◆ **Exercise**
The listing below should be printed exactly, every line of it. Skip the pictures.

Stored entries
● ● ● ● ●
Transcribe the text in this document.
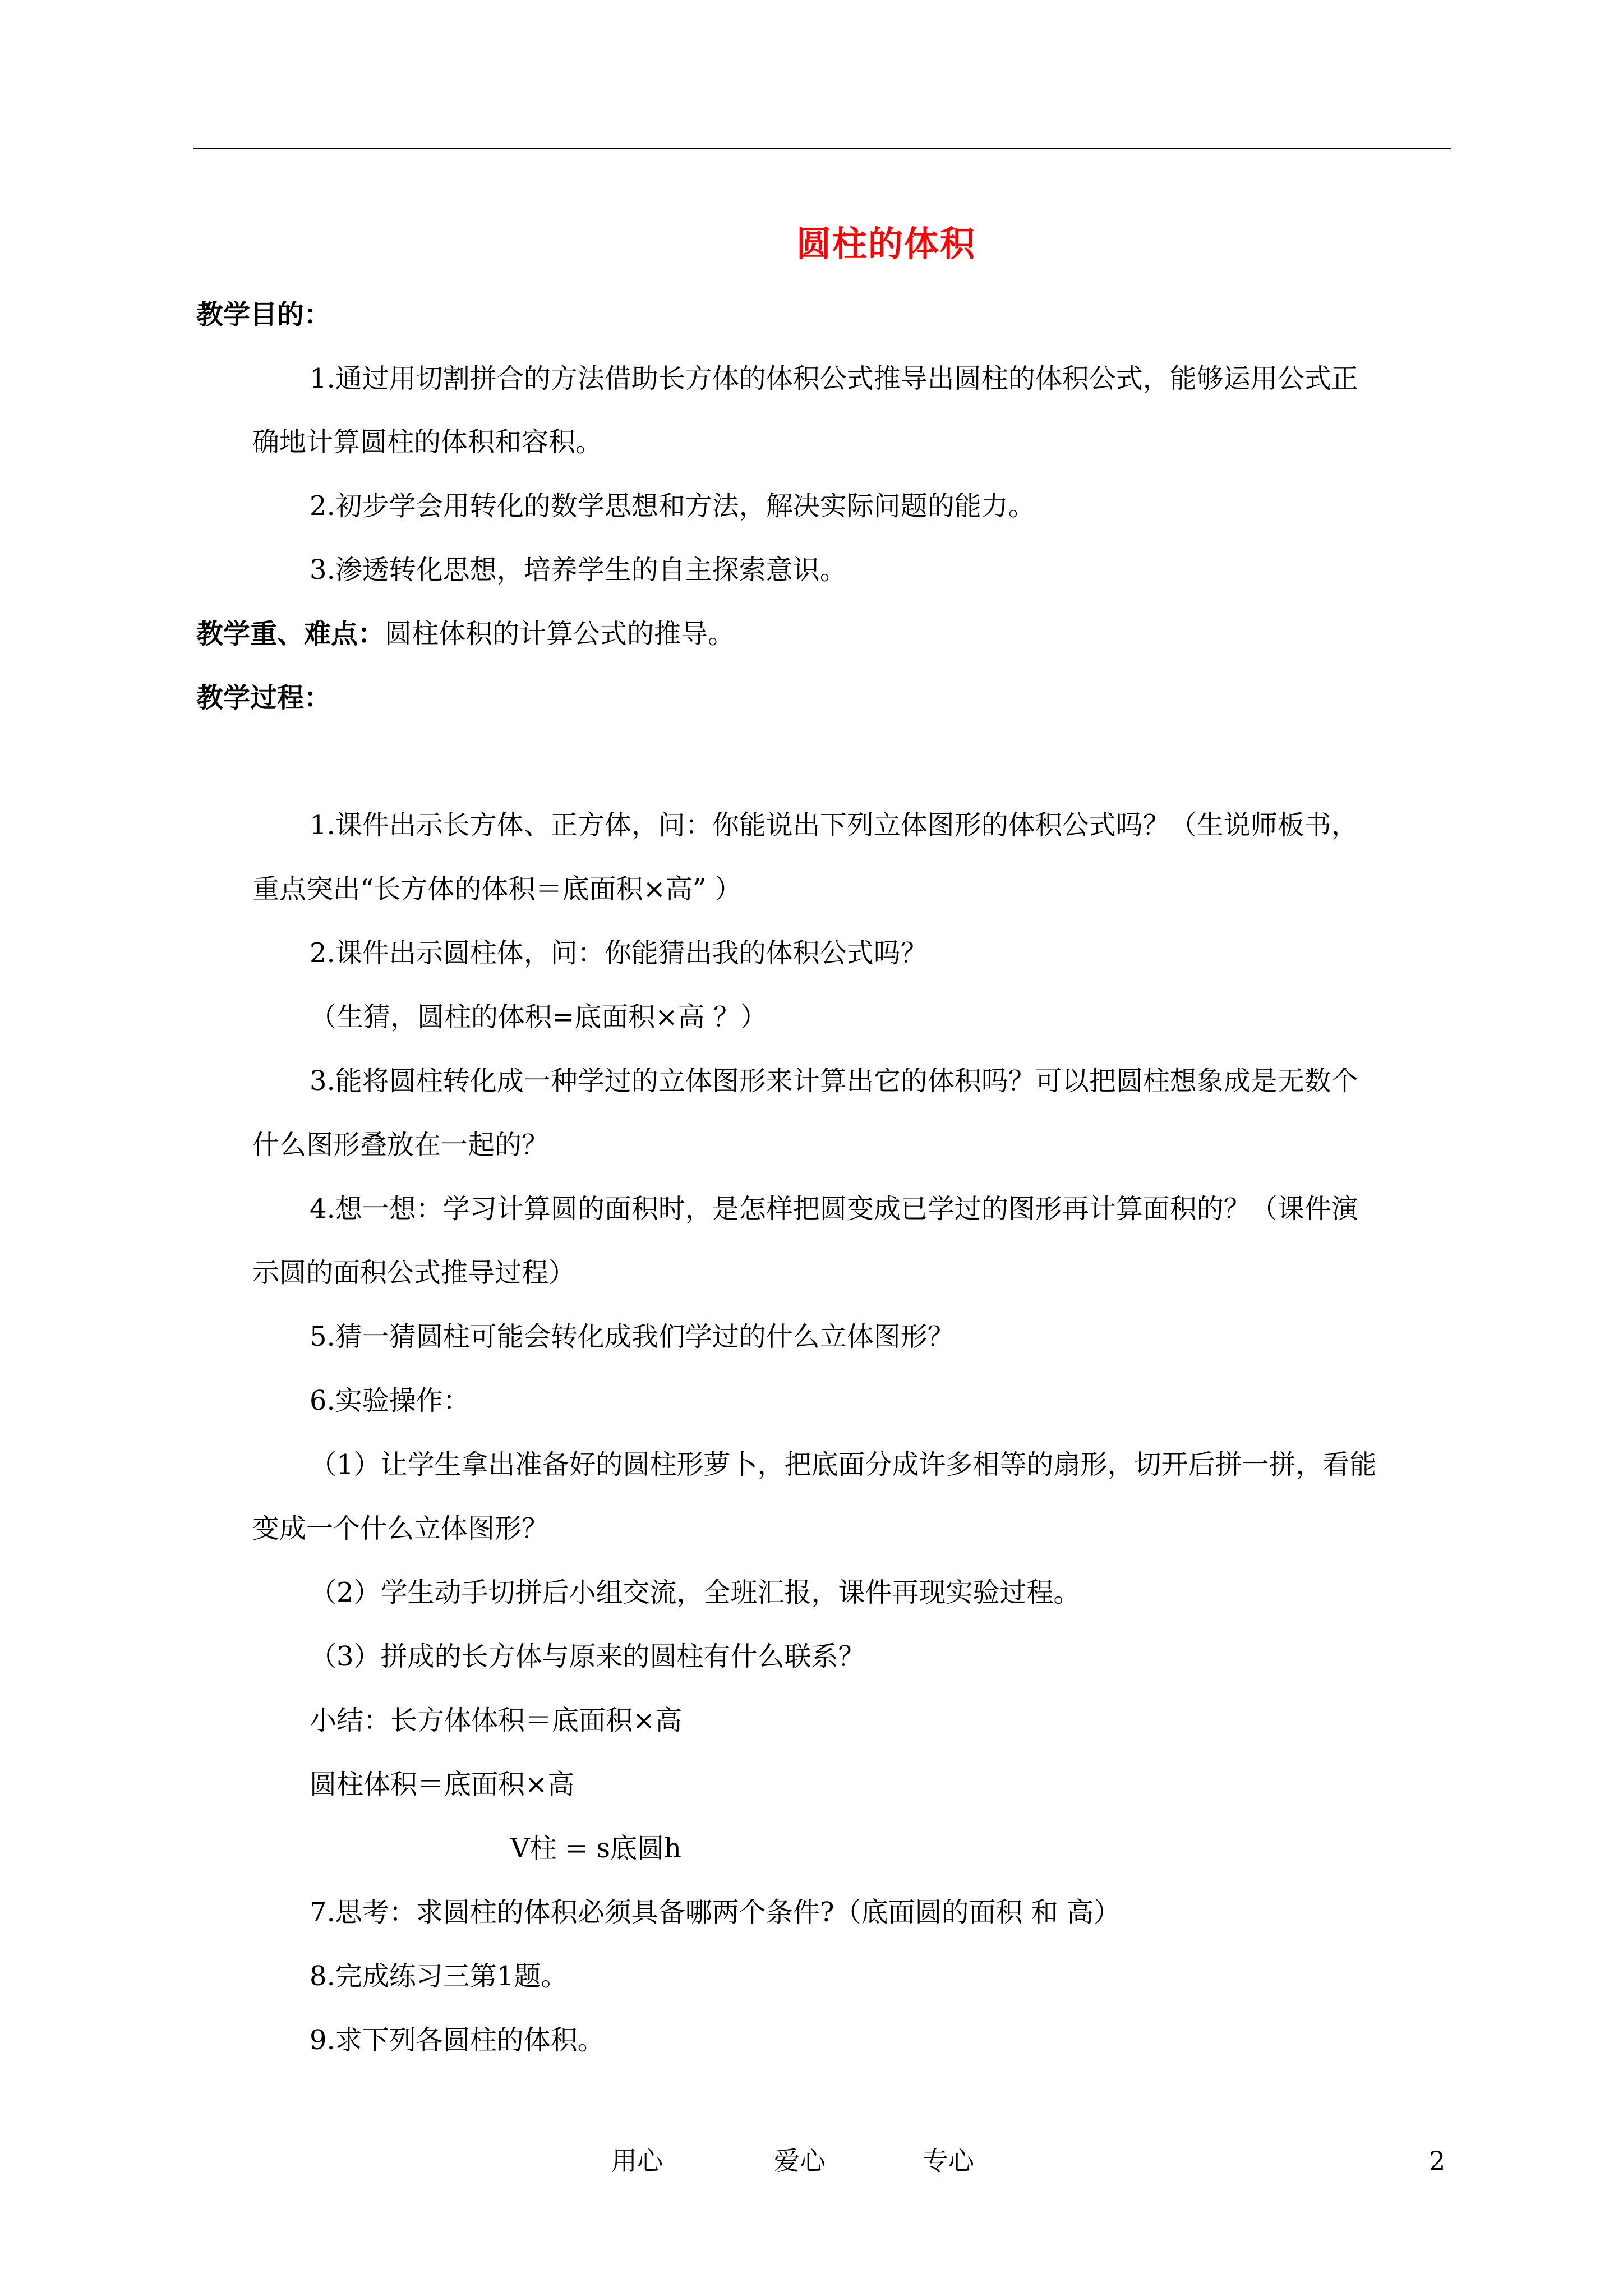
圆柱的体积
教学目的：
1.通过用切割拼合的方法借助长方体的体积公式推导出圆柱的体积公式，能够运用公式正
确地计算圆柱的体积和容积。
2.初步学会用转化的数学思想和方法，解决实际问题的能力。
3.渗透转化思想，培养学生的自主探索意识。
教学重、难点：圆柱体积的计算公式的推导。
教学过程：
1.课件出示长方体、正方体，问：你能说出下列立体图形的体积公式吗？（生说师板书，
重点突出“长方体的体积＝底面积×高” ）
2.课件出示圆柱体，问：你能猜出我的体积公式吗？
（生猜，圆柱的体积=底面积×高 ？）
3.能将圆柱转化成一种学过的立体图形来计算出它的体积吗？可以把圆柱想象成是无数个
什么图形叠放在一起的？
4.想一想：学习计算圆的面积时，是怎样把圆变成已学过的图形再计算面积的？（课件演
示圆的面积公式推导过程）
5.猜一猜圆柱可能会转化成我们学过的什么立体图形？
6.实验操作：
（1）让学生拿出准备好的圆柱形萝卜，把底面分成许多相等的扇形，切开后拼一拼，看能
变成一个什么立体图形？
（2）学生动手切拼后小组交流，全班汇报，课件再现实验过程。
（3）拼成的长方体与原来的圆柱有什么联系？
小结：长方体体积＝底面积×高
圆柱体积＝底面积×高
V柱 = s底圆h
7.思考：求圆柱的体积必须具备哪两个条件?（底面圆的面积 和 高）
8.完成练习三第1题。
9.求下列各圆柱的体积。
用心	爱心	专心	2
● ● ● ● ●
◆ **Completed exercise**
Transcribe the text in this document.
圆柱的体积
教学目的：
1.通过用切割拼合的方法借助长方体的体积公式推导出圆柱的体积公式，能够运用公式正
确地计算圆柱的体积和容积。
2.初步学会用转化的数学思想和方法，解决实际问题的能力。
3.渗透转化思想，培养学生的自主探索意识。
教学重、难点：圆柱体积的计算公式的推导。
教学过程：
1.课件出示长方体、正方体，问：你能说出下列立体图形的体积公式吗？（生说师板书，
重点突出“长方体的体积＝底面积×高” ）
2.课件出示圆柱体，问：你能猜出我的体积公式吗？
（生猜，圆柱的体积=底面积×高 ？）
3.能将圆柱转化成一种学过的立体图形来计算出它的体积吗？可以把圆柱想象成是无数个
什么图形叠放在一起的？
4.想一想：学习计算圆的面积时，是怎样把圆变成已学过的图形再计算面积的？（课件演
示圆的面积公式推导过程）
5.猜一猜圆柱可能会转化成我们学过的什么立体图形？
6.实验操作：
（1）让学生拿出准备好的圆柱形萝卜，把底面分成许多相等的扇形，切开后拼一拼，看能
变成一个什么立体图形？
（2）学生动手切拼后小组交流，全班汇报，课件再现实验过程。
（3）拼成的长方体与原来的圆柱有什么联系？
小结：长方体体积＝底面积×高
圆柱体积＝底面积×高
V柱 = s底圆h
7.思考：求圆柱的体积必须具备哪两个条件?（底面圆的面积 和 高）
8.完成练习三第1题。
9.求下列各圆柱的体积。
用心	爱心	专心	2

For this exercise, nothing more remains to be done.